* [ENTRIES PROVIDED]
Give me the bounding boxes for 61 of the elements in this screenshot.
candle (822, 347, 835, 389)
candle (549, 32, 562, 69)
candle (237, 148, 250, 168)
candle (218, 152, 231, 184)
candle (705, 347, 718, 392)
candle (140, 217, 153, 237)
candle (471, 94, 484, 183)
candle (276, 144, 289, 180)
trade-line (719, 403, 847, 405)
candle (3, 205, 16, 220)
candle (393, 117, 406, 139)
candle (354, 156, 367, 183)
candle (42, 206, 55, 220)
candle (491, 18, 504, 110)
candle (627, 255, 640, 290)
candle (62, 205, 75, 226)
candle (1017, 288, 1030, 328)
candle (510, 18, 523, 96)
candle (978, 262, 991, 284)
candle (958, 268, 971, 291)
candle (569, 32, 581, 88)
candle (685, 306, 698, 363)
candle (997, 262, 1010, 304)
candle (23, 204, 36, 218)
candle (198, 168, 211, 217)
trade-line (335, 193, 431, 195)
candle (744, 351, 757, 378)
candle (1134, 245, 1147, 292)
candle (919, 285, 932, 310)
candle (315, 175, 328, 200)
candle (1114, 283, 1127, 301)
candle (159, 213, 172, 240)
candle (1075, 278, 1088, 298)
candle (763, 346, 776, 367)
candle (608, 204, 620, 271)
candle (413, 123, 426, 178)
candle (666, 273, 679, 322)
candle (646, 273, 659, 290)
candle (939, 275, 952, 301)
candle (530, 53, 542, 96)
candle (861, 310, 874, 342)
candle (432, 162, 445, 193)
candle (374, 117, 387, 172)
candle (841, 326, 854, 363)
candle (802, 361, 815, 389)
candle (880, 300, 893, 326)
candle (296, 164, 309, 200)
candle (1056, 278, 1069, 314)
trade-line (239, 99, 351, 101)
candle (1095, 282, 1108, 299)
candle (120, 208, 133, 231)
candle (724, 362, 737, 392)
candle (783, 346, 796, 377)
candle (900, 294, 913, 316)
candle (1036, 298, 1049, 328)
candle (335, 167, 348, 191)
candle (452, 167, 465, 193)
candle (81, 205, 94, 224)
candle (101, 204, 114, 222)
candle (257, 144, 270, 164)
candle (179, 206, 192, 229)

--

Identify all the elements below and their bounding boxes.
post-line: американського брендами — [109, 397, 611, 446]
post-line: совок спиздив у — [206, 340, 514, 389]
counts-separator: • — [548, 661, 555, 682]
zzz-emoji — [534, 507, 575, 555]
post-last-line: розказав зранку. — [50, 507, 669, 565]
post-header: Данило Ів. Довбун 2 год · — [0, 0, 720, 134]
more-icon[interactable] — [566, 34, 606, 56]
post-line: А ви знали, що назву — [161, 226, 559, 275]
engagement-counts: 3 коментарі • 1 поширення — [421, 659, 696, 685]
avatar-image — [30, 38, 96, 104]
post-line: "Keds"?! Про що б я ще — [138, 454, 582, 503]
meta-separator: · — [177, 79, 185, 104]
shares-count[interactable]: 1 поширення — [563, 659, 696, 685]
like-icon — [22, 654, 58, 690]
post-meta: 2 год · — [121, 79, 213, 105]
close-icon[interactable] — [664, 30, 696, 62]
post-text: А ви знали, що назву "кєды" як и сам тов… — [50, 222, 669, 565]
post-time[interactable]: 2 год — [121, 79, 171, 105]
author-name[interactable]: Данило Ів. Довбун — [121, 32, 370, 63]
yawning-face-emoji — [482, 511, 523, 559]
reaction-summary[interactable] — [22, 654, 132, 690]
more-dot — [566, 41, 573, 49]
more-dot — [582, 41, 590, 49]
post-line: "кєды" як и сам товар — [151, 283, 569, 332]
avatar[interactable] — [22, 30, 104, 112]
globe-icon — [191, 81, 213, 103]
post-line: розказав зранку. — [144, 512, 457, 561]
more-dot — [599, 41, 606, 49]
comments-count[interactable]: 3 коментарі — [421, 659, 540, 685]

---

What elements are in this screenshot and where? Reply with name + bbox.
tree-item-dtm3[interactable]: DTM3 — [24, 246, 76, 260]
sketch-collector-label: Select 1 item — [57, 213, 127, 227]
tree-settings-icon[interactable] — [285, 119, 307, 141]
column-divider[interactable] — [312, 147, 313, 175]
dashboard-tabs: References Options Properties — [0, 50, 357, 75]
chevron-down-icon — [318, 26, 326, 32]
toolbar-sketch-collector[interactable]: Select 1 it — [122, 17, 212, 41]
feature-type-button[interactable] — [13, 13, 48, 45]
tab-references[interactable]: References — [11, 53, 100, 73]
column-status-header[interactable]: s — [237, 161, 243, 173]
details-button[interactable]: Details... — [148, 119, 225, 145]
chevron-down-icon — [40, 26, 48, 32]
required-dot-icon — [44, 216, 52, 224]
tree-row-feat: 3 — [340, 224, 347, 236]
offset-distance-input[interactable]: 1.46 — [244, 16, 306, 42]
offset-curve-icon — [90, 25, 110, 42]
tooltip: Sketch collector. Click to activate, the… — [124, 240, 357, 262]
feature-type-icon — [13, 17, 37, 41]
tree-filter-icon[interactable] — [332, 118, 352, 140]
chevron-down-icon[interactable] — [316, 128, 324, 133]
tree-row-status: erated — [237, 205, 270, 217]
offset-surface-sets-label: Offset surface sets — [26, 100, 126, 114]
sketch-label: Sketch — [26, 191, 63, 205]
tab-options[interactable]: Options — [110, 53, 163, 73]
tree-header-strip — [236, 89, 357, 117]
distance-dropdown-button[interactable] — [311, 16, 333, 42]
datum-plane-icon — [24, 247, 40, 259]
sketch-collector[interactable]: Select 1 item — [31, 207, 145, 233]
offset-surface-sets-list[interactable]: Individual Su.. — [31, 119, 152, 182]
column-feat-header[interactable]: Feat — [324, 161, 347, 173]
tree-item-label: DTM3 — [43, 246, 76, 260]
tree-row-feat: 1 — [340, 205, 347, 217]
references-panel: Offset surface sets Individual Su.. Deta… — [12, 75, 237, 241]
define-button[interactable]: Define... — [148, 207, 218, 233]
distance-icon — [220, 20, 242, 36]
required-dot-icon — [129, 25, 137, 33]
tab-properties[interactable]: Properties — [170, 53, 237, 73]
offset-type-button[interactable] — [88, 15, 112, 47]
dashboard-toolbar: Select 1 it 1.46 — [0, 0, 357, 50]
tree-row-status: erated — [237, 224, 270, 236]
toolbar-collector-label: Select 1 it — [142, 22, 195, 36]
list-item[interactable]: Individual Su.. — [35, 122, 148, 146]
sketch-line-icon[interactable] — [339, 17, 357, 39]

* [WRITTEN PROBLEM] Copy the entries above word for word, starting at the line that contains "Give me the" and ending at the line that contains "candle (354, 156, 367, 183)".

* [WRITTEN SOLUTION]
Give me the bounding boxes for 61 of the elements in this screenshot.
candle (822, 347, 835, 389)
candle (549, 32, 562, 69)
candle (237, 148, 250, 168)
candle (218, 152, 231, 184)
candle (705, 347, 718, 392)
candle (140, 217, 153, 237)
candle (471, 94, 484, 183)
candle (276, 144, 289, 180)
trade-line (719, 403, 847, 405)
candle (3, 205, 16, 220)
candle (393, 117, 406, 139)
candle (354, 156, 367, 183)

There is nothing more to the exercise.